> _Direction_: All lines from the one containing "Type out the text in this image." through the final line of the records below should be reproduced exactly, with the pictures left out.

--- START OF Exercise data ---

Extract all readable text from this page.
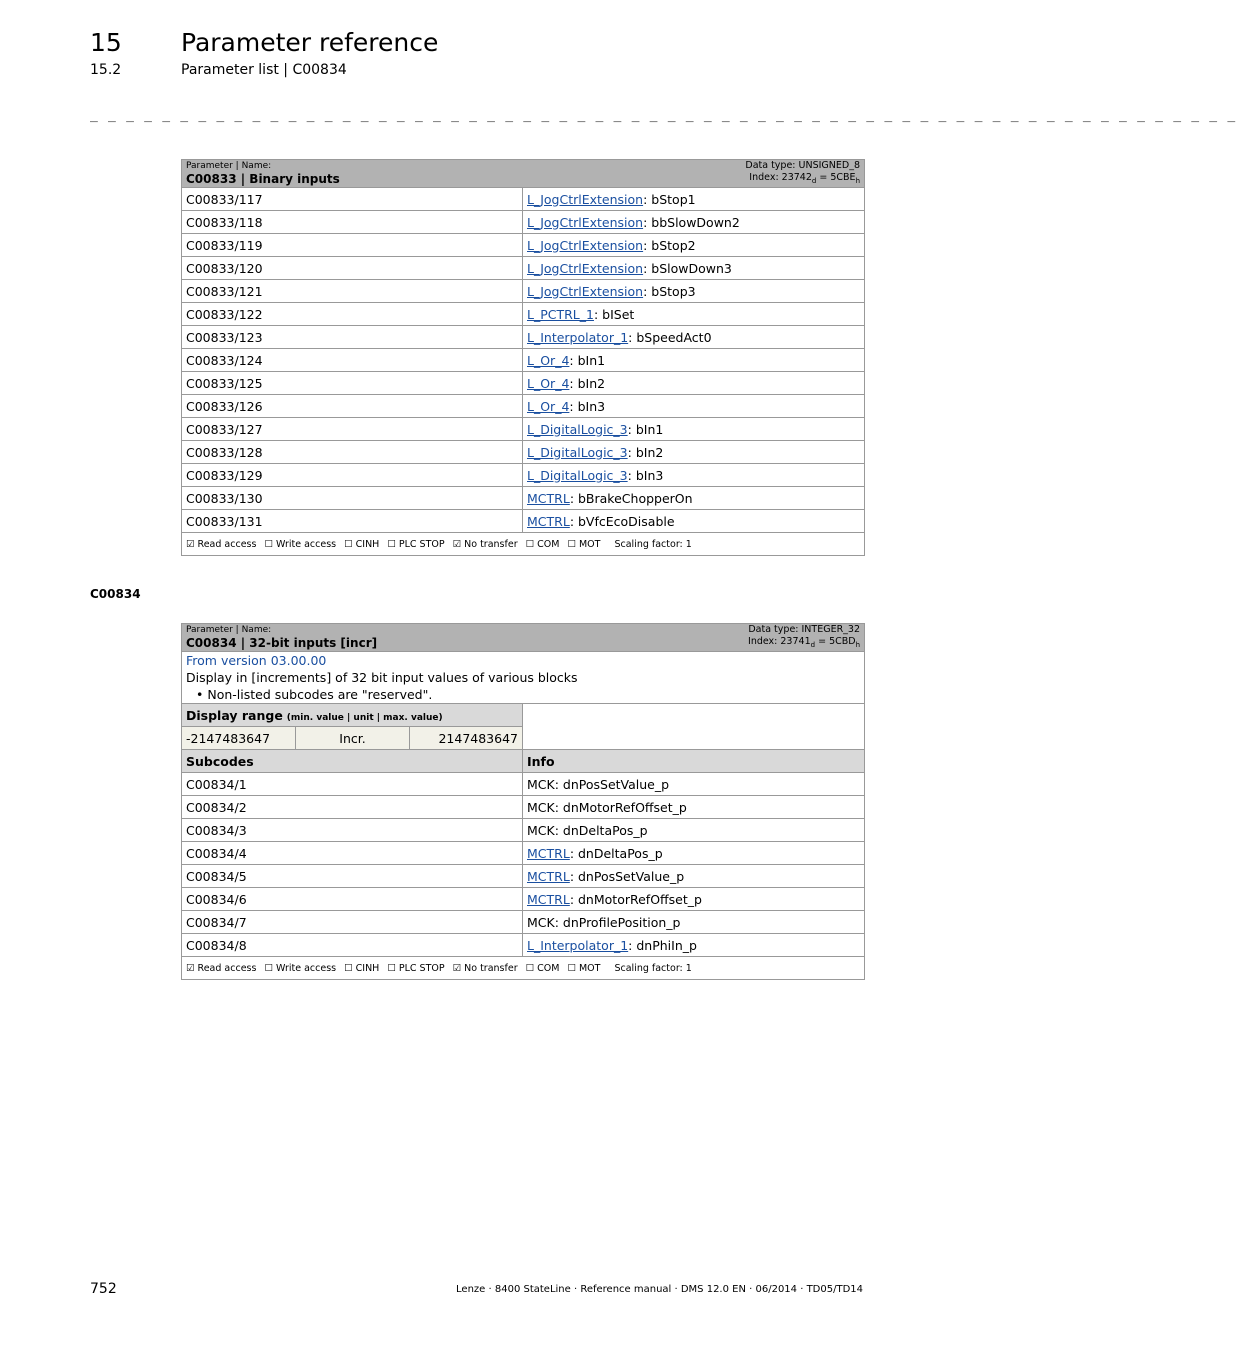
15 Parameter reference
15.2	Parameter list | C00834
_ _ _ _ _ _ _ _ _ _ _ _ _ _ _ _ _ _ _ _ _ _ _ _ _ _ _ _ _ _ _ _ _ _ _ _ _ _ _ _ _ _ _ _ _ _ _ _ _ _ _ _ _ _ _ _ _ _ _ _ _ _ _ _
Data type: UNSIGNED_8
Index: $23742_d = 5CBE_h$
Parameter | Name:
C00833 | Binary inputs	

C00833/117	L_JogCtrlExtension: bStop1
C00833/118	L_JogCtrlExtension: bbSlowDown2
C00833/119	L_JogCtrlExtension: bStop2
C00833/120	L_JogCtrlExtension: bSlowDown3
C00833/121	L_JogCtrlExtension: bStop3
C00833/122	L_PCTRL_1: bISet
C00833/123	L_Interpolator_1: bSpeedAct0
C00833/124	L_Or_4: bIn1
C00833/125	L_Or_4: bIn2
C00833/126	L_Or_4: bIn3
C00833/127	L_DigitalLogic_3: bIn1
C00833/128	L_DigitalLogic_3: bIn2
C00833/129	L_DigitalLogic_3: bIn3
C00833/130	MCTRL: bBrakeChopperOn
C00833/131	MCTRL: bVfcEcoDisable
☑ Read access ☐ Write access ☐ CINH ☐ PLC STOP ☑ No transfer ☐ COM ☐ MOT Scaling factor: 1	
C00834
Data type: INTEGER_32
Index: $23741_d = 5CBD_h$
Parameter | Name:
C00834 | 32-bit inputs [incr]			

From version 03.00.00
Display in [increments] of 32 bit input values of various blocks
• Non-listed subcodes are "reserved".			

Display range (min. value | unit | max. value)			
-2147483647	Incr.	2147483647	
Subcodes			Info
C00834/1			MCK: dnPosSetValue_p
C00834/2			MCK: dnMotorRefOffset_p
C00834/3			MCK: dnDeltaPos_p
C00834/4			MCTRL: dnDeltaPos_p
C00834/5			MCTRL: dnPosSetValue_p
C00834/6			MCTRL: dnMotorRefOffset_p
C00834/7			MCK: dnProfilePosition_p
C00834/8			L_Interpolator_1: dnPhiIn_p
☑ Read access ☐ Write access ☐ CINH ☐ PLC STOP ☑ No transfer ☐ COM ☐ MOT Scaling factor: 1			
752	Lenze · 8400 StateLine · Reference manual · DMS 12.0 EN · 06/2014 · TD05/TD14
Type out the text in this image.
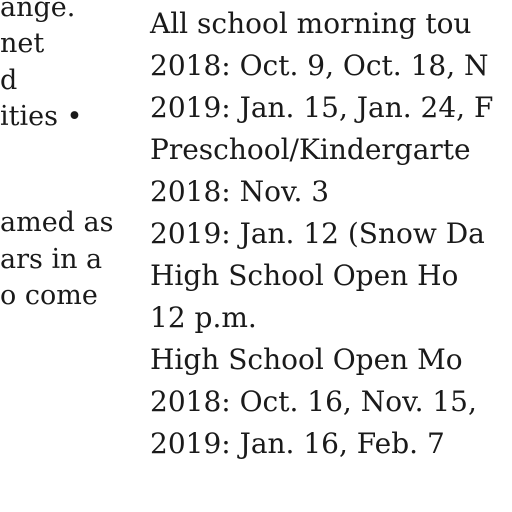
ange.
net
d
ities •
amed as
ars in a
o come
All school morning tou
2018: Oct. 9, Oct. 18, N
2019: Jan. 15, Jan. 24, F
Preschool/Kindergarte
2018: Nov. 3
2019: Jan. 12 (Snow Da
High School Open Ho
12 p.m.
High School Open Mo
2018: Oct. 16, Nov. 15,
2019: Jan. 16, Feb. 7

--- END OF Exercise data ---

> _Final answer_:
Type out the text in this image.
ange.
net
d
ities •
amed as
ars in a
o come
All school morning tou
2018: Oct. 9, Oct. 18, N
2019: Jan. 15, Jan. 24, F
Preschool/Kindergarte
2018: Nov. 3
2019: Jan. 12 (Snow Da
High School Open Ho
12 p.m.
High School Open Mo
2018: Oct. 16, Nov. 15,
2019: Jan. 16, Feb. 7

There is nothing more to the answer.